(Stored items)

○ ○ ○ ○

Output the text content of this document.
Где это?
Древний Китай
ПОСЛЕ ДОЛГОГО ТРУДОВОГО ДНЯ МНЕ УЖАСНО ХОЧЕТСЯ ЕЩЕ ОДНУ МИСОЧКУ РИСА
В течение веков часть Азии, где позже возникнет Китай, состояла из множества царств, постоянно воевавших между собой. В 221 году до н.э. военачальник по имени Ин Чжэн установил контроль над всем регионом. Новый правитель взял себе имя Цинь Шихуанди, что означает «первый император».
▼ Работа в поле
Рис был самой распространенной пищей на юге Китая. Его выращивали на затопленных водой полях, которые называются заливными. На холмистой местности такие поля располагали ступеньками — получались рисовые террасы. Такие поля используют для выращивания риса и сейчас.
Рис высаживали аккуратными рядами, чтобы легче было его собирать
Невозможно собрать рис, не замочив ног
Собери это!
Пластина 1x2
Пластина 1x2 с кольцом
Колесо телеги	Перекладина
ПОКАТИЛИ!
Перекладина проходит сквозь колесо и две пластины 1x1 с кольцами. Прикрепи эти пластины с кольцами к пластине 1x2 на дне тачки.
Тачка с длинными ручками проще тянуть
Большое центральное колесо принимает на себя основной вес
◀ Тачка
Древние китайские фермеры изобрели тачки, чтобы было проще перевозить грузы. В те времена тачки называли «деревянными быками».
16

○ ○ ○ ○

Task objective
Copy out all of the lines above exactly.

Correct answer
Output the text content of this document.
Где это?
Древний Китай
ПОСЛЕ ДОЛГОГО ТРУДОВОГО ДНЯ МНЕ УЖАСНО ХОЧЕТСЯ ЕЩЕ ОДНУ МИСОЧКУ РИСА
В течение веков часть Азии, где позже возникнет Китай, состояла из множества царств, постоянно воевавших между собой. В 221 году до н.э. военачальник по имени Ин Чжэн установил контроль над всем регионом. Новый правитель взял себе имя Цинь Шихуанди, что означает «первый император».
▼ Работа в поле
Рис был самой распространенной пищей на юге Китая. Его выращивали на затопленных водой полях, которые называются заливными. На холмистой местности такие поля располагали ступеньками — получались рисовые террасы. Такие поля используют для выращивания риса и сейчас.
Рис высаживали аккуратными рядами, чтобы легче было его собирать
Невозможно собрать рис, не замочив ног
Собери это!
Пластина 1x2
Пластина 1x2 с кольцом
Колесо телеги	Перекладина
ПОКАТИЛИ!
Перекладина проходит сквозь колесо и две пластины 1x1 с кольцами. Прикрепи эти пластины с кольцами к пластине 1x2 на дне тачки.
Тачка с длинными ручками проще тянуть
Большое центральное колесо принимает на себя основной вес
◀ Тачка
Древние китайские фермеры изобрели тачки, чтобы было проще перевозить грузы. В те времена тачки называли «деревянными быками».
16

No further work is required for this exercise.